> _REQUIRED WORK_: Which of the lines below contain the string "beneficio"? Copy each one.
━━━━
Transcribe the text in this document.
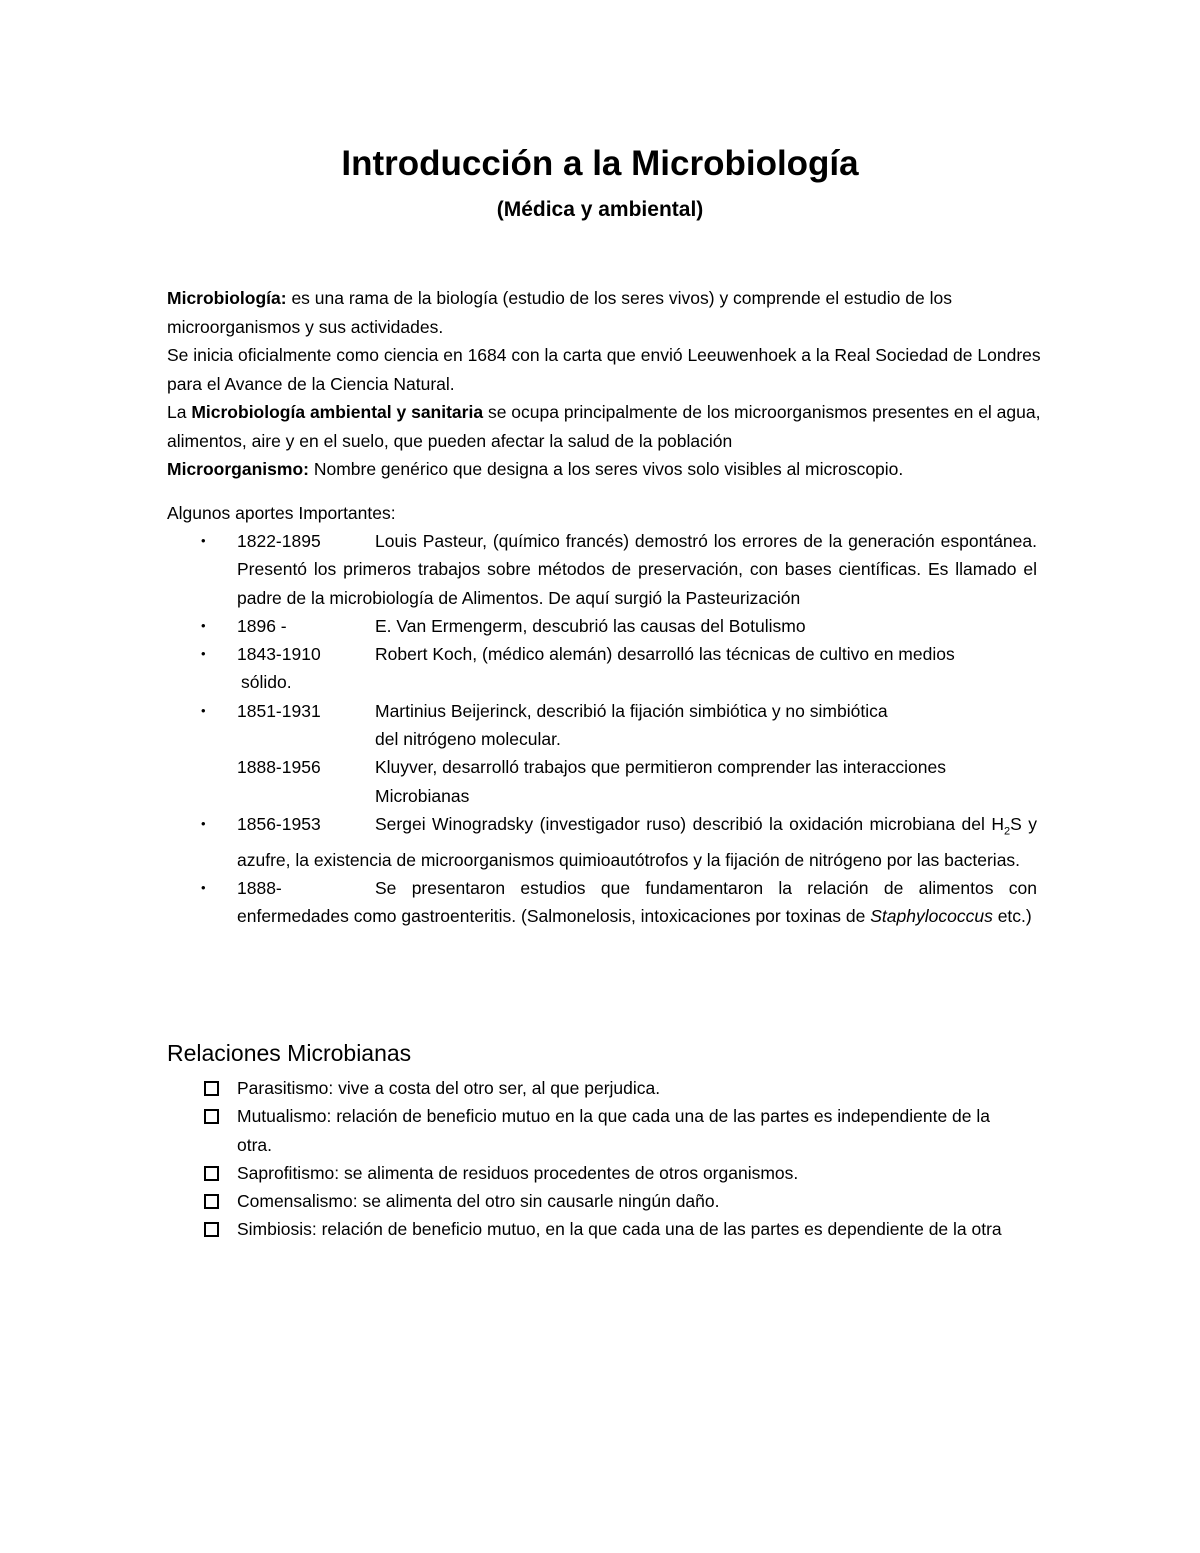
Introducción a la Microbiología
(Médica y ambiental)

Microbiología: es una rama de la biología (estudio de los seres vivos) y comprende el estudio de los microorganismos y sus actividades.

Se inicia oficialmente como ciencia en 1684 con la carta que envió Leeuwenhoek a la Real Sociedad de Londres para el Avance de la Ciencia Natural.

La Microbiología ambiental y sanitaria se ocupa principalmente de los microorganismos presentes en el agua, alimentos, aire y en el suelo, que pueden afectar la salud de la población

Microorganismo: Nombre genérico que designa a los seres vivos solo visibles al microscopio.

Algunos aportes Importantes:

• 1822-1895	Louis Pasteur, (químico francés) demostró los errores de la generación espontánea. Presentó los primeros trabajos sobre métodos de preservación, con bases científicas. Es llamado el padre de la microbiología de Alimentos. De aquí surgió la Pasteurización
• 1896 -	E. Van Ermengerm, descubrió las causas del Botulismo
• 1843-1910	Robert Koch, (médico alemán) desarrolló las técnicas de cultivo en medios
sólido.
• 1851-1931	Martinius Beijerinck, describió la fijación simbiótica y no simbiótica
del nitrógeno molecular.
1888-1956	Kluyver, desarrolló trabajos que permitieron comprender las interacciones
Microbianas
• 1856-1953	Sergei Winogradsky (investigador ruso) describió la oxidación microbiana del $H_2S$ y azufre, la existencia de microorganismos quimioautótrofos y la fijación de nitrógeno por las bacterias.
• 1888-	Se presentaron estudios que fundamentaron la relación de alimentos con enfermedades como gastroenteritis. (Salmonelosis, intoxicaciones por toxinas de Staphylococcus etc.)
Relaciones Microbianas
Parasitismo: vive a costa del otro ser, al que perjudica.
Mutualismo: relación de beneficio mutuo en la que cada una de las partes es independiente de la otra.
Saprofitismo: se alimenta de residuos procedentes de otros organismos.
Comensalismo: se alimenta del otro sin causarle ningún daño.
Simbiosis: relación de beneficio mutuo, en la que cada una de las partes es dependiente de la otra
━━━━
> _RESULT OF THIS EXERCISE_:
Mutualismo: relación de beneficio mutuo en la que cada una de las partes es independiente de la otra.
Simbiosis: relación de beneficio mutuo, en la que cada una de las partes es dependiente de la otra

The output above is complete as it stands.